##### RECORDS FOR THIS EXERCISE #####

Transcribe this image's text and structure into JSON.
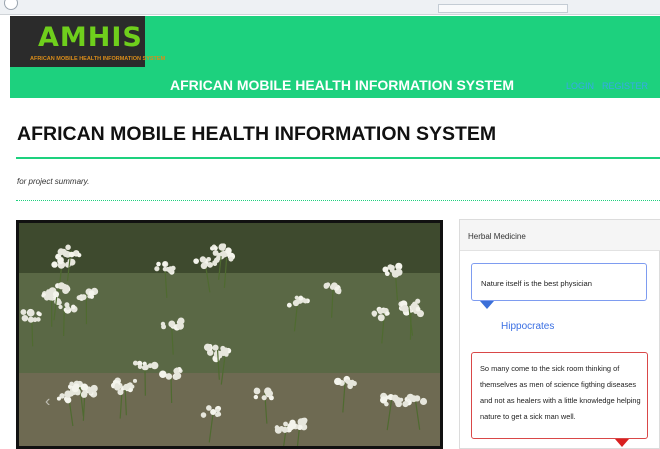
{
  "header": {
    "logo_text": "AMHIS",
    "logo_tagline": "AFRICAN MOBILE HEALTH INFORMATION SYSTEM",
    "title": "AFRICAN MOBILE HEALTH INFORMATION SYSTEM",
    "nav": {
      "login": "LOGIN",
      "register": "REGISTER"
    }
  },
  "main": {
    "page_title": "AFRICAN MOBILE HEALTH INFORMATION SYSTEM",
    "summary": "for project summary."
  },
  "carousel": {
    "prev_icon": "‹",
    "next_icon": "›"
  },
  "sidebar": {
    "title": "Herbal Medicine",
    "quotes": [
      {
        "text": "Nature itself is the best physician",
        "author": "Hippocrates"
      },
      {
        "text": "So many come to the sick room thinking of themselves as men of science figthing diseases and not as healers with a little knowledge helping nature to get a sick man well."
      }
    ]
  },
  "colors": {
    "brand_green": "#1dd17e",
    "logo_green": "#6fcf1c",
    "link_blue": "#38a8e8",
    "quote_blue": "#3a6fe3",
    "quote_red": "#d94848"
  }
}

#####

[EXERCISE] In your copy, leave out the pictures and reproduce the material above exactly.

[TASK OUTPUT]
Transcribe this image's text and structure into JSON.
{
  "header": {
    "logo_text": "AMHIS",
    "logo_tagline": "AFRICAN MOBILE HEALTH INFORMATION SYSTEM",
    "title": "AFRICAN MOBILE HEALTH INFORMATION SYSTEM",
    "nav": {
      "login": "LOGIN",
      "register": "REGISTER"
    }
  },
  "main": {
    "page_title": "AFRICAN MOBILE HEALTH INFORMATION SYSTEM",
    "summary": "for project summary."
  },
  "carousel": {
    "prev_icon": "‹",
    "next_icon": "›"
  },
  "sidebar": {
    "title": "Herbal Medicine",
    "quotes": [
      {
        "text": "Nature itself is the best physician",
        "author": "Hippocrates"
      },
      {
        "text": "So many come to the sick room thinking of themselves as men of science figthing diseases and not as healers with a little knowledge helping nature to get a sick man well."
      }
    ]
  },
  "colors": {
    "brand_green": "#1dd17e",
    "logo_green": "#6fcf1c",
    "link_blue": "#38a8e8",
    "quote_blue": "#3a6fe3",
    "quote_red": "#d94848"
  }
}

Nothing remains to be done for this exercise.